Locate the string "полковник" in the listing below. Copy every line where it is found.

%%

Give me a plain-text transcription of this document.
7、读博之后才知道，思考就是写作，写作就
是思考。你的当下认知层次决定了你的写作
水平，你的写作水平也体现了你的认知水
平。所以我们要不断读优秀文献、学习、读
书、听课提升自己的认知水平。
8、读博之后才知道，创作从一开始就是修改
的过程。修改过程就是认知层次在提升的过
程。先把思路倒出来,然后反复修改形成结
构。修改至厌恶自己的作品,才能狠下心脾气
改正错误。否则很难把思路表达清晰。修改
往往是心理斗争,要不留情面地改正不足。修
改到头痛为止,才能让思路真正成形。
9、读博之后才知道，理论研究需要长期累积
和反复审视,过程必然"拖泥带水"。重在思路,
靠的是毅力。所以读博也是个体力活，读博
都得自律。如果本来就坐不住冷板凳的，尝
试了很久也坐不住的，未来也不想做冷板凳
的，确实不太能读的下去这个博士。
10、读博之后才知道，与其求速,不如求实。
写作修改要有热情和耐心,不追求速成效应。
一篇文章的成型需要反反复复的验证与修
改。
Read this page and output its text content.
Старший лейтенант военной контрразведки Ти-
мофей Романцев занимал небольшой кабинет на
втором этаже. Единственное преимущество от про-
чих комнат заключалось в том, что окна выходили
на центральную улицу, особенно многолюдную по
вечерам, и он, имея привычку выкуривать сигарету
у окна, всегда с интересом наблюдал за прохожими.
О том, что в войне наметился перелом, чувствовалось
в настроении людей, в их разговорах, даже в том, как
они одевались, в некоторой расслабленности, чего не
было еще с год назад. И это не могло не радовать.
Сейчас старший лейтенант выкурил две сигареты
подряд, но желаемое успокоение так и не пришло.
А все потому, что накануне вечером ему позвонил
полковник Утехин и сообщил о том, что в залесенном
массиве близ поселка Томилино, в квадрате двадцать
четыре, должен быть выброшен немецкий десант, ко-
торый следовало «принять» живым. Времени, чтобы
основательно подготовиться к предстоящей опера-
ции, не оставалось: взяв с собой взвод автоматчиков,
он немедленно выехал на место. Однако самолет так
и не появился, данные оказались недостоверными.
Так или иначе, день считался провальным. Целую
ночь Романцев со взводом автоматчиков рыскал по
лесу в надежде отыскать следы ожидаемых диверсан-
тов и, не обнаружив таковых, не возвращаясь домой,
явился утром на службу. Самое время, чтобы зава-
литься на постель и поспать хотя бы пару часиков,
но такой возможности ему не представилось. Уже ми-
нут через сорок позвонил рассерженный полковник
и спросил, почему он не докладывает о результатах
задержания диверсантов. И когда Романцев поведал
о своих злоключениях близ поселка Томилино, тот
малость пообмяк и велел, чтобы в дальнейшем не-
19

%%

Complete response>
полковник Утехин и сообщил о том, что в залесенном
нут через сорок позвонил рассерженный полковник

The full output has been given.